What needs to be done:
Carry none of the pictures over; set down the material below exactly.

Extracted records:
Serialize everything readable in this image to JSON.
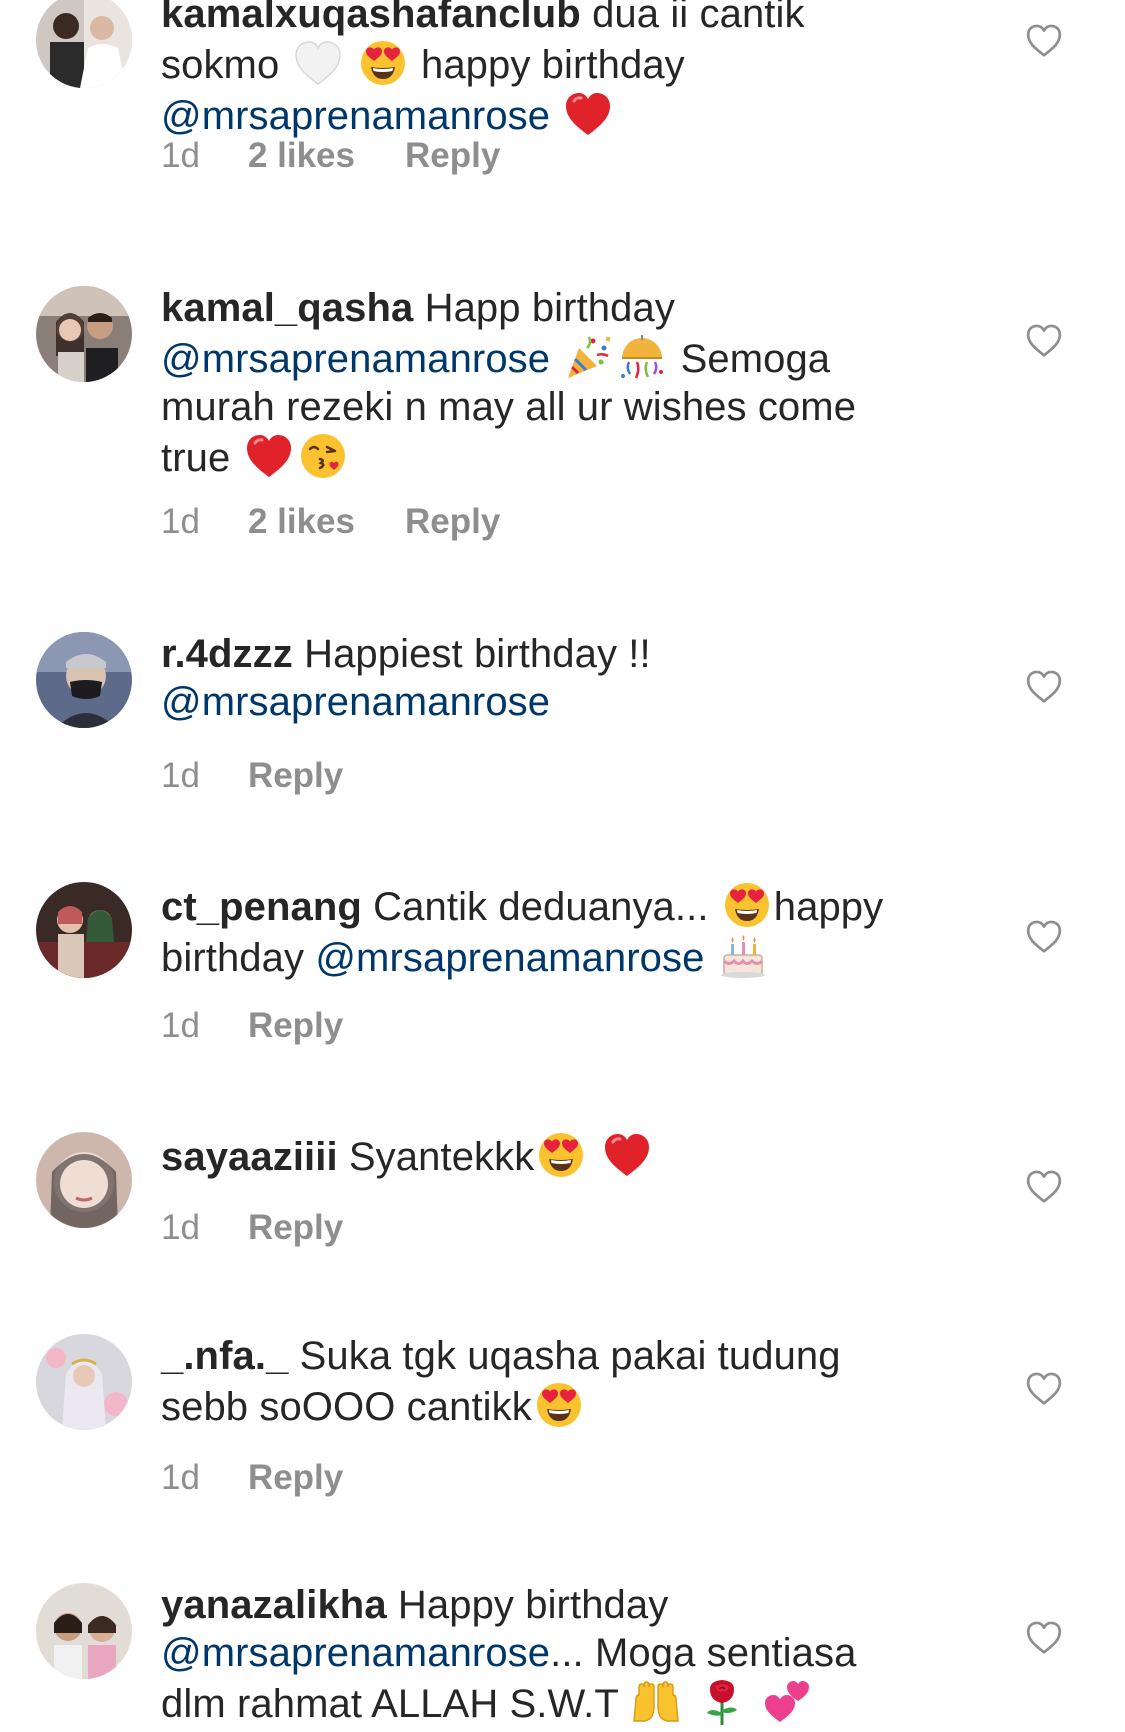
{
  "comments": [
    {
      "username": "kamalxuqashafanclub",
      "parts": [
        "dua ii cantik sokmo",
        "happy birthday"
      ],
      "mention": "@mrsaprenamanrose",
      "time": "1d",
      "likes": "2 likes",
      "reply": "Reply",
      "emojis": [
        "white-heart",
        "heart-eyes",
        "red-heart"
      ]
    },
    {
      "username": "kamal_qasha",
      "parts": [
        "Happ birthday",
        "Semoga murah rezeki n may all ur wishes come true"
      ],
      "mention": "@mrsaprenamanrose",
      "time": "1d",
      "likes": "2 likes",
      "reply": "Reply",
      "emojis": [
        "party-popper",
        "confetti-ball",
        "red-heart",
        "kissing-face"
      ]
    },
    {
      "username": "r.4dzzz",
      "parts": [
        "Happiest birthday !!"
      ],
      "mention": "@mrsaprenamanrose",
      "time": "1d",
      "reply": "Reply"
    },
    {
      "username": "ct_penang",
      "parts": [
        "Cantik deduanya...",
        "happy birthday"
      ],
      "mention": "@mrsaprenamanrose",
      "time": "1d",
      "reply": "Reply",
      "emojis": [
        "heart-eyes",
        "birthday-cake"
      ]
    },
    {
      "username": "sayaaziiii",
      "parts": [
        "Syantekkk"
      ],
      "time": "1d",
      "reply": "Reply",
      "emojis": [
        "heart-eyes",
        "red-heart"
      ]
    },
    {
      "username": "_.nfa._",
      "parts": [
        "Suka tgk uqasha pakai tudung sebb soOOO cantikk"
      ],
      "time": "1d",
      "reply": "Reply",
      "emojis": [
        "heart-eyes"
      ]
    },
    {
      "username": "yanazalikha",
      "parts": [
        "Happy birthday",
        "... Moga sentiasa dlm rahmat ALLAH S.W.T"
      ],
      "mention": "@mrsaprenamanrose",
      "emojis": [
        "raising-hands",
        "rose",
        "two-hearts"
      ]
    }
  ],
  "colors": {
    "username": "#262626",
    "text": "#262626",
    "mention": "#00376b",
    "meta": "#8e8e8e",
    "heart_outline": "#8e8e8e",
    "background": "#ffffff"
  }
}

Solution for this task:
Serialize everything readable in this image to JSON.
{
  "comments": [
    {
      "username": "kamalxuqashafanclub",
      "parts": [
        "dua ii cantik sokmo",
        "happy birthday"
      ],
      "mention": "@mrsaprenamanrose",
      "time": "1d",
      "likes": "2 likes",
      "reply": "Reply",
      "emojis": [
        "white-heart",
        "heart-eyes",
        "red-heart"
      ]
    },
    {
      "username": "kamal_qasha",
      "parts": [
        "Happ birthday",
        "Semoga murah rezeki n may all ur wishes come true"
      ],
      "mention": "@mrsaprenamanrose",
      "time": "1d",
      "likes": "2 likes",
      "reply": "Reply",
      "emojis": [
        "party-popper",
        "confetti-ball",
        "red-heart",
        "kissing-face"
      ]
    },
    {
      "username": "r.4dzzz",
      "parts": [
        "Happiest birthday !!"
      ],
      "mention": "@mrsaprenamanrose",
      "time": "1d",
      "reply": "Reply"
    },
    {
      "username": "ct_penang",
      "parts": [
        "Cantik deduanya...",
        "happy birthday"
      ],
      "mention": "@mrsaprenamanrose",
      "time": "1d",
      "reply": "Reply",
      "emojis": [
        "heart-eyes",
        "birthday-cake"
      ]
    },
    {
      "username": "sayaaziiii",
      "parts": [
        "Syantekkk"
      ],
      "time": "1d",
      "reply": "Reply",
      "emojis": [
        "heart-eyes",
        "red-heart"
      ]
    },
    {
      "username": "_.nfa._",
      "parts": [
        "Suka tgk uqasha pakai tudung sebb soOOO cantikk"
      ],
      "time": "1d",
      "reply": "Reply",
      "emojis": [
        "heart-eyes"
      ]
    },
    {
      "username": "yanazalikha",
      "parts": [
        "Happy birthday",
        "... Moga sentiasa dlm rahmat ALLAH S.W.T"
      ],
      "mention": "@mrsaprenamanrose",
      "emojis": [
        "raising-hands",
        "rose",
        "two-hearts"
      ]
    }
  ],
  "colors": {
    "username": "#262626",
    "text": "#262626",
    "mention": "#00376b",
    "meta": "#8e8e8e",
    "heart_outline": "#8e8e8e",
    "background": "#ffffff"
  }
}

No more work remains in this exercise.